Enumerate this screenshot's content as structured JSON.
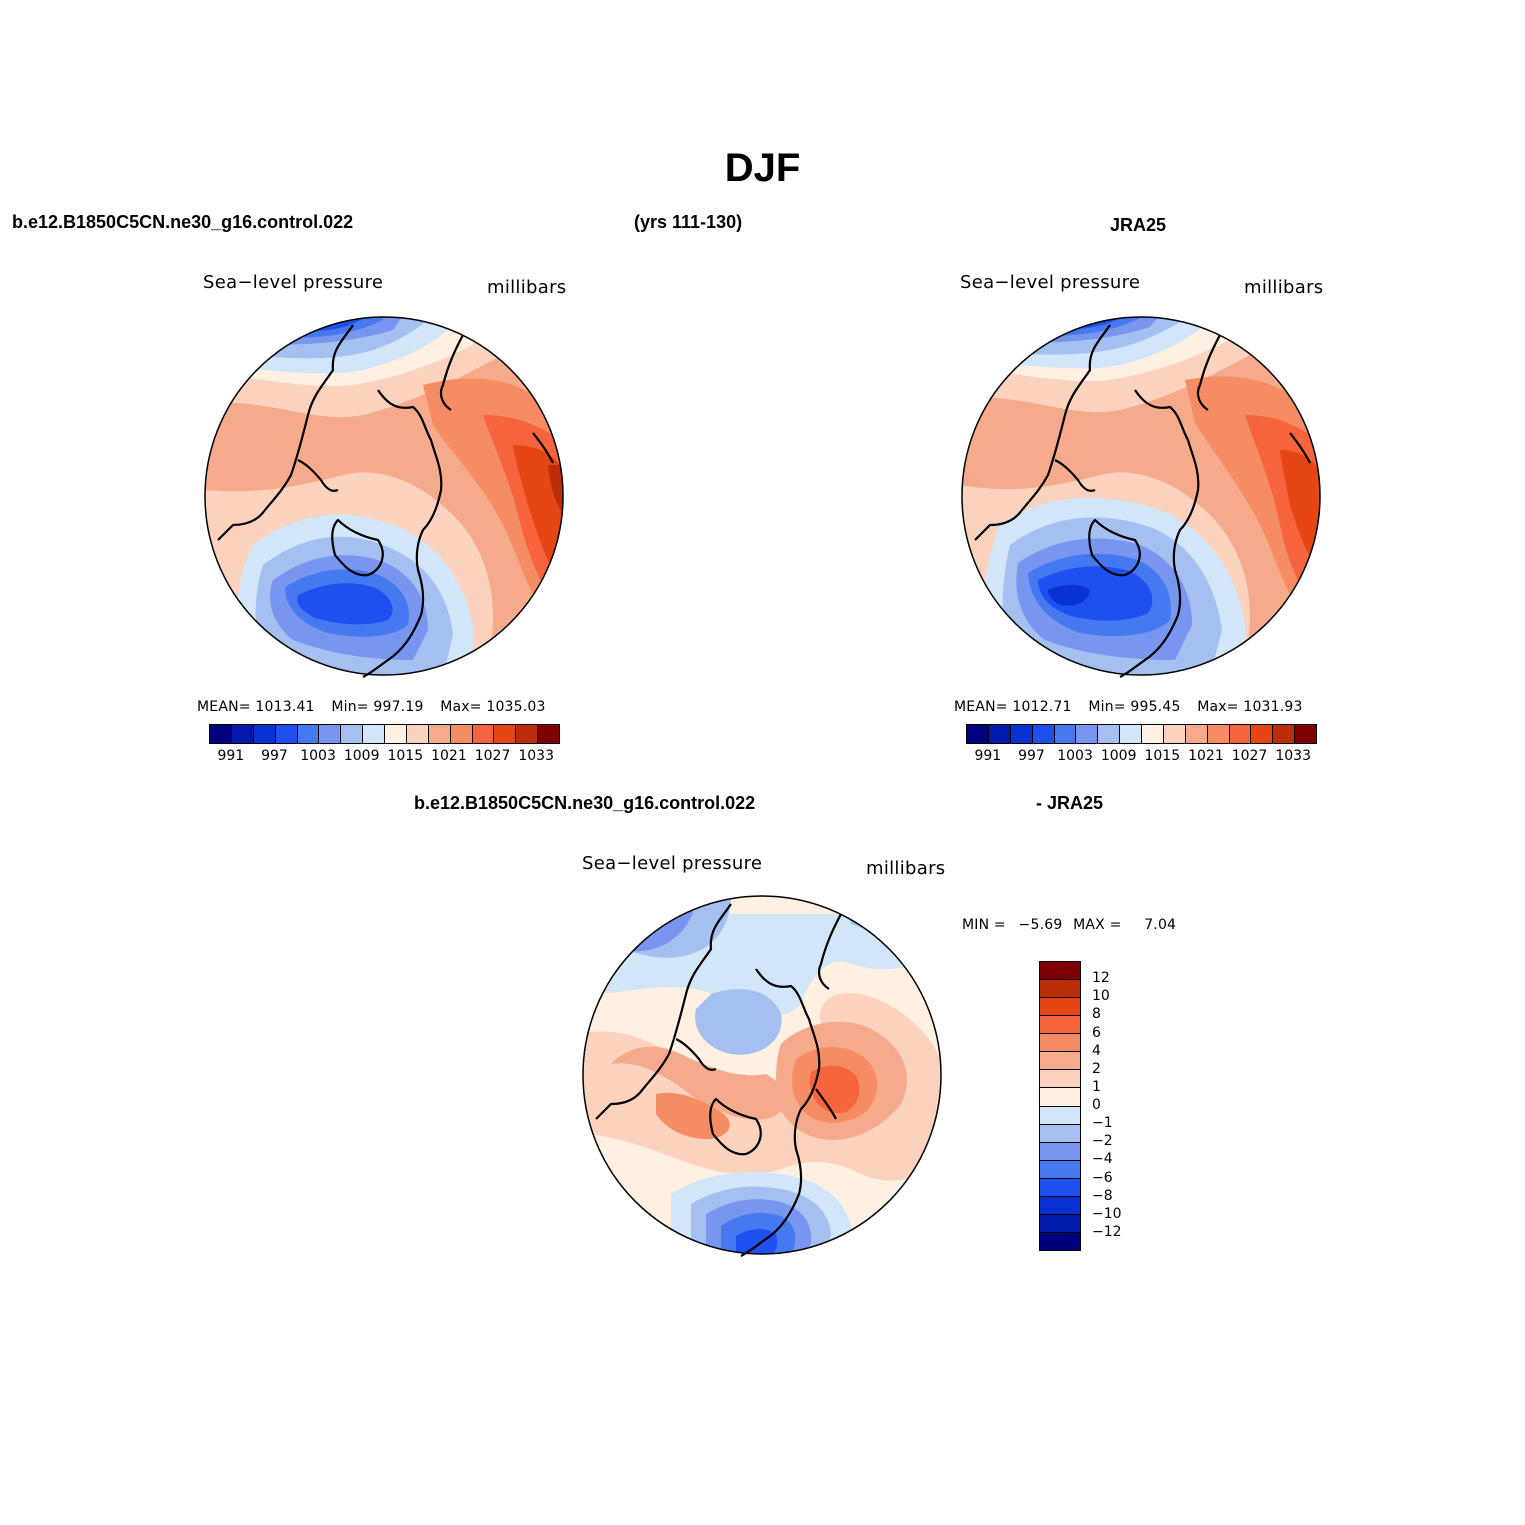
{
  "title": "DJF",
  "header": {
    "case_name": "b.e12.B1850C5CN.ne30_g16.control.022",
    "years": "(yrs 111-130)",
    "obs_name": "JRA25",
    "diff_case": "b.e12.B1850C5CN.ne30_g16.control.022",
    "diff_obs": "- JRA25"
  },
  "panels": {
    "model": {
      "variable": "Sea−level pressure",
      "units": "millibars",
      "mean_label": "MEAN=",
      "mean_value": "1013.41",
      "min_label": "Min=",
      "min_value": "997.19",
      "max_label": "Max=",
      "max_value": "1035.03"
    },
    "obs": {
      "variable": "Sea−level pressure",
      "units": "millibars",
      "mean_label": "MEAN=",
      "mean_value": "1012.71",
      "min_label": "Min=",
      "min_value": "995.45",
      "max_label": "Max=",
      "max_value": "1031.93"
    },
    "diff": {
      "variable": "Sea−level pressure",
      "units": "millibars",
      "min_label": "MIN =",
      "min_value": "−5.69",
      "max_label": "MAX =",
      "max_value": "7.04"
    }
  },
  "colorbar_abs": {
    "colors": [
      "#00007f",
      "#0019a8",
      "#0a32d2",
      "#1e50f0",
      "#4678f0",
      "#7896f0",
      "#a5c0f0",
      "#d2e6fa",
      "#fff0e1",
      "#fad2be",
      "#f5aa8c",
      "#f58c64",
      "#f5643c",
      "#e64614",
      "#be2d0a",
      "#7f0000"
    ],
    "tick_labels": [
      "991",
      "997",
      "1003",
      "1009",
      "1015",
      "1021",
      "1027",
      "1033"
    ]
  },
  "colorbar_diff": {
    "colors": [
      "#7f0000",
      "#be2d0a",
      "#e64614",
      "#f5643c",
      "#f58c64",
      "#f5aa8c",
      "#fad2be",
      "#fff0e1",
      "#d2e6fa",
      "#a5c0f0",
      "#7896f0",
      "#4678f0",
      "#1e50f0",
      "#0a32d2",
      "#0019a8",
      "#00007f"
    ],
    "tick_labels": [
      "12",
      "10",
      "8",
      "6",
      "4",
      "2",
      "1",
      "0",
      "−1",
      "−2",
      "−4",
      "−6",
      "−8",
      "−10",
      "−12"
    ]
  },
  "map_colors": {
    "deep_blue": "#0a32d2",
    "blue": "#1e50f0",
    "mid_blue": "#4678f0",
    "light_blue": "#7896f0",
    "pale_blue": "#a5c0f0",
    "very_pale_blue": "#d2e6fa",
    "cream": "#fff0e1",
    "pale_orange": "#fad2be",
    "light_orange": "#f5aa8c",
    "orange": "#f58c64",
    "red_orange": "#f5643c",
    "red": "#e64614",
    "dark_red": "#be2d0a",
    "coast": "#000000"
  }
}
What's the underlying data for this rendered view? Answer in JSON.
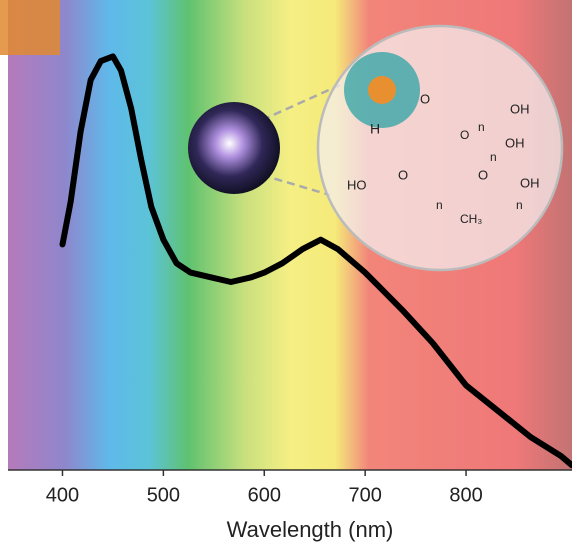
{
  "chart_data": {
    "type": "line",
    "xlabel": "Wavelength (nm)",
    "x": [
      400,
      408,
      418,
      428,
      438,
      450,
      458,
      468,
      478,
      488,
      500,
      513,
      527,
      547,
      567,
      587,
      600,
      618,
      638,
      656,
      673,
      700,
      737,
      767,
      800,
      835,
      864,
      894,
      905
    ],
    "values": [
      0.48,
      0.57,
      0.72,
      0.83,
      0.87,
      0.88,
      0.85,
      0.77,
      0.66,
      0.56,
      0.49,
      0.44,
      0.42,
      0.41,
      0.4,
      0.41,
      0.42,
      0.44,
      0.47,
      0.49,
      0.47,
      0.42,
      0.34,
      0.27,
      0.18,
      0.12,
      0.07,
      0.03,
      0.01
    ],
    "color": "#000000",
    "xlim": [
      346,
      905
    ],
    "xticks": [
      400,
      500,
      600,
      700,
      800
    ],
    "ylim": [
      0,
      1
    ],
    "annotations": [
      "H",
      "O",
      "n",
      "OH",
      "O",
      "n",
      "OH",
      "HO",
      "O",
      "n",
      "O",
      "n",
      "OH",
      "CH₃"
    ]
  }
}
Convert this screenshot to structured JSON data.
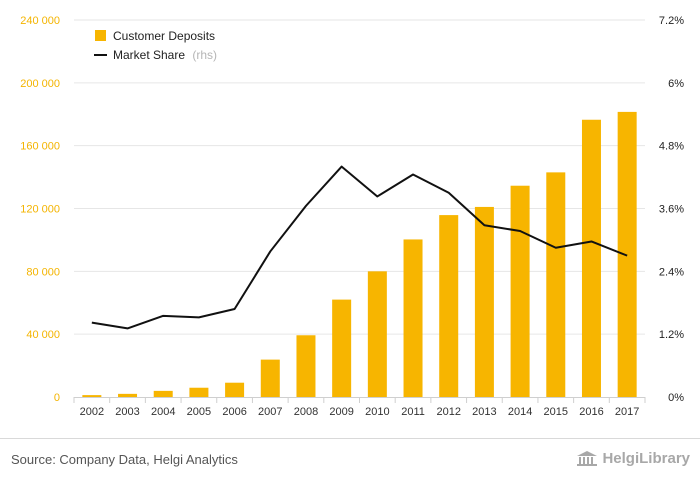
------------------------
**Your goal:** Look above for every line with the word "structured" and copy it.

**Right answer:**
Enumerate this screenshot's content as structured JSON.
Convert this screenshot to structured JSON data.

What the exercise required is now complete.